■ **WHAT TO PRODUCE**:
Repeat the entries word for word, starting at the first one and ending at the line that contains "logo-text: POLIIGON <box>190 17 302 42</box>", with that line included.

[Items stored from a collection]
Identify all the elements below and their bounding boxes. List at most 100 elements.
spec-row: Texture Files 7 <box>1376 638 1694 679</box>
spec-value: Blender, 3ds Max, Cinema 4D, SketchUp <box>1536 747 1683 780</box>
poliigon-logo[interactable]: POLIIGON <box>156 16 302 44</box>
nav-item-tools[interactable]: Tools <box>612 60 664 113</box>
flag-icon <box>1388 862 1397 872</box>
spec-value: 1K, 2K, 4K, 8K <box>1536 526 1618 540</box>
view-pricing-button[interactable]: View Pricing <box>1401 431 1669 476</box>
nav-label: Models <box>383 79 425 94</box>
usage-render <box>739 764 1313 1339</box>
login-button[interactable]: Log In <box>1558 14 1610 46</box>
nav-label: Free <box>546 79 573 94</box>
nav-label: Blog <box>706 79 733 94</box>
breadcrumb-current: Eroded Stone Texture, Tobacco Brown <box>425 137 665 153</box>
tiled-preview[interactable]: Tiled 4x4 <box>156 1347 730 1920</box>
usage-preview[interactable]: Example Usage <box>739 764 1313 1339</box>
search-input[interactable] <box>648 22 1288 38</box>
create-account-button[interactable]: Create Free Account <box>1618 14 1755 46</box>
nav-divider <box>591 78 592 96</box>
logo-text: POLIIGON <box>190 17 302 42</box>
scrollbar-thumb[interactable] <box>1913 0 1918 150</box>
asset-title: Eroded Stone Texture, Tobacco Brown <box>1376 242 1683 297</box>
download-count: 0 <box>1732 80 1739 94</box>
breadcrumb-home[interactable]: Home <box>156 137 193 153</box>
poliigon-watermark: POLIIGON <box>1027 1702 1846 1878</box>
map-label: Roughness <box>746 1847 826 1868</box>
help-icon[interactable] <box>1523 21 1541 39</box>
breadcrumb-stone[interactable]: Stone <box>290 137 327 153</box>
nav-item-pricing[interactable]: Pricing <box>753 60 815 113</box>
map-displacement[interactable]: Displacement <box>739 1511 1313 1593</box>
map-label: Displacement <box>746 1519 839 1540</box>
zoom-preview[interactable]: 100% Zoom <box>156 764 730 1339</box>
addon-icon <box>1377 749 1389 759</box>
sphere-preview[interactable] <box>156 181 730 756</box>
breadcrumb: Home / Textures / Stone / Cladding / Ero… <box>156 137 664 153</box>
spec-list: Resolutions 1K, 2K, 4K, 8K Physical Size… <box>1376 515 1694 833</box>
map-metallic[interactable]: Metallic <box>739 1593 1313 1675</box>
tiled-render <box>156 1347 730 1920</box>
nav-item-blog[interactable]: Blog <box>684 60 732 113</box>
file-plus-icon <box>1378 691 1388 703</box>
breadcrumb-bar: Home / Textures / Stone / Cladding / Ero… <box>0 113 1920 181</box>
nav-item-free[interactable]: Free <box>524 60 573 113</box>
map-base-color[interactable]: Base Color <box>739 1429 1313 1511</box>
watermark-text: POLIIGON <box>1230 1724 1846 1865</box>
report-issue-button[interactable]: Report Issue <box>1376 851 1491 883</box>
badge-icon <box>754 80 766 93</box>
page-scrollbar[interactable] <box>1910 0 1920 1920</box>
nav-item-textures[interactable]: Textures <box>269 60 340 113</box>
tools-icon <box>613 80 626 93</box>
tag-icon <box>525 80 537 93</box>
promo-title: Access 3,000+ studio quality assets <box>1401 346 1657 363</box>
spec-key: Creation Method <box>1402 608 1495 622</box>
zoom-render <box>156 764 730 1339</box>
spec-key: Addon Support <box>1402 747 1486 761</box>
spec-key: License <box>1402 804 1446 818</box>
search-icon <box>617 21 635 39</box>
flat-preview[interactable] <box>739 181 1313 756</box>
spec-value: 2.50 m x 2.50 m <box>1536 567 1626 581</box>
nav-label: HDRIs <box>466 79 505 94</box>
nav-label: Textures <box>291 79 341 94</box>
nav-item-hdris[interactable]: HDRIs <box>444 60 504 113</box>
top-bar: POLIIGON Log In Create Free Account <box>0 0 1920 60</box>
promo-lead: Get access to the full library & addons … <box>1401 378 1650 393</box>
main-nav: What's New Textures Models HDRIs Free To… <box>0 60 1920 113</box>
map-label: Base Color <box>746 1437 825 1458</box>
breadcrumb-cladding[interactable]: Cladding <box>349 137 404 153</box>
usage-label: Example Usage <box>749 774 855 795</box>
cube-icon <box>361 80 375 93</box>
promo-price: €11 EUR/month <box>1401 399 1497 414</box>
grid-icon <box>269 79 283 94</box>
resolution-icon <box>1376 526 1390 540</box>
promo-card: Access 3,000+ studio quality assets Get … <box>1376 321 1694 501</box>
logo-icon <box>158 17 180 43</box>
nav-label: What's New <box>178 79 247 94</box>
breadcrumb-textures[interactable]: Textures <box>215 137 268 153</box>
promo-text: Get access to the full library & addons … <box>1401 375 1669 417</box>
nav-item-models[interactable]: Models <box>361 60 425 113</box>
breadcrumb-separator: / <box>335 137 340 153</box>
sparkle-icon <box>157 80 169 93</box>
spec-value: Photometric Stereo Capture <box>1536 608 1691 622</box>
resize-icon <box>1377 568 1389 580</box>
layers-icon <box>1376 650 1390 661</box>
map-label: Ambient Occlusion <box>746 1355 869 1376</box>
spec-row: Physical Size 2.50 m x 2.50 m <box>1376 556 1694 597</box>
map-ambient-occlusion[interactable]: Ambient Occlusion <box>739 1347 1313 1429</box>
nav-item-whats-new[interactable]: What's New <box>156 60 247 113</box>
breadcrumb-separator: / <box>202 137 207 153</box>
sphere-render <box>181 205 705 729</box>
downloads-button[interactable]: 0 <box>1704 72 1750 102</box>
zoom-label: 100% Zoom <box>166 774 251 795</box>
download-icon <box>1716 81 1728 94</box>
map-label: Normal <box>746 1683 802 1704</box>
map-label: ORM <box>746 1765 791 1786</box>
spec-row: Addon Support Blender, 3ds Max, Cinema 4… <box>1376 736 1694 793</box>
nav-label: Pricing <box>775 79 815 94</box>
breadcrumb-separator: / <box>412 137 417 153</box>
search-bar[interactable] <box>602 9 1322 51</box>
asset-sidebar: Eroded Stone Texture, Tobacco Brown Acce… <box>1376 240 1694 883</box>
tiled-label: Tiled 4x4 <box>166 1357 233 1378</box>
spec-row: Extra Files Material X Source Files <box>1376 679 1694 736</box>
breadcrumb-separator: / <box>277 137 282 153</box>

■ **OUTPUT FOR THIS TASK**:
Identify all the elements below and their bounding boxes. List at most 100 elements.
spec-row: Texture Files 7 <box>1376 638 1694 679</box>
spec-value: Blender, 3ds Max, Cinema 4D, SketchUp <box>1536 747 1683 780</box>
poliigon-logo[interactable]: POLIIGON <box>156 16 302 44</box>
nav-item-tools[interactable]: Tools <box>612 60 664 113</box>
flag-icon <box>1388 862 1397 872</box>
spec-value: 1K, 2K, 4K, 8K <box>1536 526 1618 540</box>
view-pricing-button[interactable]: View Pricing <box>1401 431 1669 476</box>
nav-label: Models <box>383 79 425 94</box>
usage-render <box>739 764 1313 1339</box>
login-button[interactable]: Log In <box>1558 14 1610 46</box>
nav-label: Free <box>546 79 573 94</box>
nav-label: Blog <box>706 79 733 94</box>
breadcrumb-current: Eroded Stone Texture, Tobacco Brown <box>425 137 665 153</box>
tiled-preview[interactable]: Tiled 4x4 <box>156 1347 730 1920</box>
usage-preview[interactable]: Example Usage <box>739 764 1313 1339</box>
search-input[interactable] <box>648 22 1288 38</box>
create-account-button[interactable]: Create Free Account <box>1618 14 1755 46</box>
nav-divider <box>591 78 592 96</box>
logo-text: POLIIGON <box>190 17 302 42</box>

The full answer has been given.